Task directions. Return the records word for word. Any pictures in them are not part of the copy.

Given information.
## Start
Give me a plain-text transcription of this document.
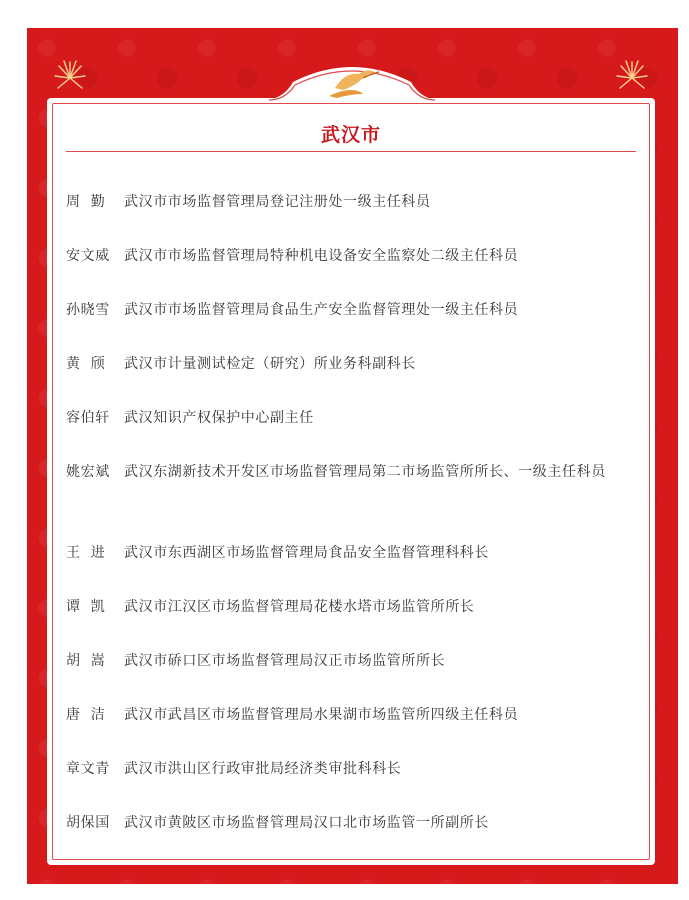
武汉市
周  勤 武汉市市场监督管理局登记注册处一级主任科员
安文威 武汉市市场监督管理局特种机电设备安全监察处二级主任科员
孙晓雪 武汉市市场监督管理局食品生产安全监督管理处一级主任科员
黄  颀 武汉市计量测试检定（研究）所业务科副科长
容伯轩 武汉知识产权保护中心副主任
姚宏斌 武汉东湖新技术开发区市场监督管理局第二市场监管所所长、一级主任科员
王  进 武汉市东西湖区市场监督管理局食品安全监督管理科科长
谭  凯 武汉市江汉区市场监督管理局花楼水塔市场监管所所长
胡  嵩 武汉市硚口区市场监督管理局汉正市场监管所所长
唐  洁 武汉市武昌区市场监督管理局水果湖市场监管所四级主任科员
章文青 武汉市洪山区行政审批局经济类审批科科长
胡保国 武汉市黄陂区市场监督管理局汉口北市场监管一所副所长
## End
Finished exercise.
Give me a plain-text transcription of this document.
武汉市
周  勤 武汉市市场监督管理局登记注册处一级主任科员
安文威 武汉市市场监督管理局特种机电设备安全监察处二级主任科员
孙晓雪 武汉市市场监督管理局食品生产安全监督管理处一级主任科员
黄  颀 武汉市计量测试检定（研究）所业务科副科长
容伯轩 武汉知识产权保护中心副主任
姚宏斌 武汉东湖新技术开发区市场监督管理局第二市场监管所所长、一级主任科员
王  进 武汉市东西湖区市场监督管理局食品安全监督管理科科长
谭  凯 武汉市江汉区市场监督管理局花楼水塔市场监管所所长
胡  嵩 武汉市硚口区市场监督管理局汉正市场监管所所长
唐  洁 武汉市武昌区市场监督管理局水果湖市场监管所四级主任科员
章文青 武汉市洪山区行政审批局经济类审批科科长
胡保国 武汉市黄陂区市场监督管理局汉口北市场监管一所副所长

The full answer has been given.